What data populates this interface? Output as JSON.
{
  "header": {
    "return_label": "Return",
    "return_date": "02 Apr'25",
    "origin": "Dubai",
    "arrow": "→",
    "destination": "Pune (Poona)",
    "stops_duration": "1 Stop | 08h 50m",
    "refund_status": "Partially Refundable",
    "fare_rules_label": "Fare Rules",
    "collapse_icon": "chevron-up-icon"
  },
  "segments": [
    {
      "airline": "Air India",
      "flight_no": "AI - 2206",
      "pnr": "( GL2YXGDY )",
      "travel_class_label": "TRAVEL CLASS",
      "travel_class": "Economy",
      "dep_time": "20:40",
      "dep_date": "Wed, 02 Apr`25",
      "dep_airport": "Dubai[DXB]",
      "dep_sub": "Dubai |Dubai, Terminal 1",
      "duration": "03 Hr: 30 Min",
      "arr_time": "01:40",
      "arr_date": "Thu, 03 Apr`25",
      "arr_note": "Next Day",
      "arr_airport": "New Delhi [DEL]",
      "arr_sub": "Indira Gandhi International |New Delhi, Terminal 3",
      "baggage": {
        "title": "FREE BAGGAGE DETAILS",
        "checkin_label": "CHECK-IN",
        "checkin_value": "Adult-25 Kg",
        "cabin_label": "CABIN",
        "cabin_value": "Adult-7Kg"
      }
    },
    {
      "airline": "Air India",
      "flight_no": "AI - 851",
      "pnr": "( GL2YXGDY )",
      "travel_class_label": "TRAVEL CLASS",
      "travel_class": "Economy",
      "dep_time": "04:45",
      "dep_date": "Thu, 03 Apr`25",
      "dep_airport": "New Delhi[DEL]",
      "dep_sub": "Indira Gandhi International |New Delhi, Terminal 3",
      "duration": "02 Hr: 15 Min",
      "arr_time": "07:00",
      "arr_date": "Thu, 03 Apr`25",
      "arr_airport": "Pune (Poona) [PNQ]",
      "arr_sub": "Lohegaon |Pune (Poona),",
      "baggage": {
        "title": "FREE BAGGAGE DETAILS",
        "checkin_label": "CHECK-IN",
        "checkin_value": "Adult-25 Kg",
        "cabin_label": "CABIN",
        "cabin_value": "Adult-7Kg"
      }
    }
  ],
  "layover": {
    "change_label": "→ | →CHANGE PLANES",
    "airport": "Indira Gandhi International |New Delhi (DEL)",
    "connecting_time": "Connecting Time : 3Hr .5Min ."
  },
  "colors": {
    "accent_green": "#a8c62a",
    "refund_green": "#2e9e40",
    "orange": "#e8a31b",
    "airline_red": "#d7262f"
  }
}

######

What is expected: Write the entire listing out again, word for word.

Written answer:
What data populates this interface? Output as JSON.
{
  "header": {
    "return_label": "Return",
    "return_date": "02 Apr'25",
    "origin": "Dubai",
    "arrow": "→",
    "destination": "Pune (Poona)",
    "stops_duration": "1 Stop | 08h 50m",
    "refund_status": "Partially Refundable",
    "fare_rules_label": "Fare Rules",
    "collapse_icon": "chevron-up-icon"
  },
  "segments": [
    {
      "airline": "Air India",
      "flight_no": "AI - 2206",
      "pnr": "( GL2YXGDY )",
      "travel_class_label": "TRAVEL CLASS",
      "travel_class": "Economy",
      "dep_time": "20:40",
      "dep_date": "Wed, 02 Apr`25",
      "dep_airport": "Dubai[DXB]",
      "dep_sub": "Dubai |Dubai, Terminal 1",
      "duration": "03 Hr: 30 Min",
      "arr_time": "01:40",
      "arr_date": "Thu, 03 Apr`25",
      "arr_note": "Next Day",
      "arr_airport": "New Delhi [DEL]",
      "arr_sub": "Indira Gandhi International |New Delhi, Terminal 3",
      "baggage": {
        "title": "FREE BAGGAGE DETAILS",
        "checkin_label": "CHECK-IN",
        "checkin_value": "Adult-25 Kg",
        "cabin_label": "CABIN",
        "cabin_value": "Adult-7Kg"
      }
    },
    {
      "airline": "Air India",
      "flight_no": "AI - 851",
      "pnr": "( GL2YXGDY )",
      "travel_class_label": "TRAVEL CLASS",
      "travel_class": "Economy",
      "dep_time": "04:45",
      "dep_date": "Thu, 03 Apr`25",
      "dep_airport": "New Delhi[DEL]",
      "dep_sub": "Indira Gandhi International |New Delhi, Terminal 3",
      "duration": "02 Hr: 15 Min",
      "arr_time": "07:00",
      "arr_date": "Thu, 03 Apr`25",
      "arr_airport": "Pune (Poona) [PNQ]",
      "arr_sub": "Lohegaon |Pune (Poona),",
      "baggage": {
        "title": "FREE BAGGAGE DETAILS",
        "checkin_label": "CHECK-IN",
        "checkin_value": "Adult-25 Kg",
        "cabin_label": "CABIN",
        "cabin_value": "Adult-7Kg"
      }
    }
  ],
  "layover": {
    "change_label": "→ | →CHANGE PLANES",
    "airport": "Indira Gandhi International |New Delhi (DEL)",
    "connecting_time": "Connecting Time : 3Hr .5Min ."
  },
  "colors": {
    "accent_green": "#a8c62a",
    "refund_green": "#2e9e40",
    "orange": "#e8a31b",
    "airline_red": "#d7262f"
  }
}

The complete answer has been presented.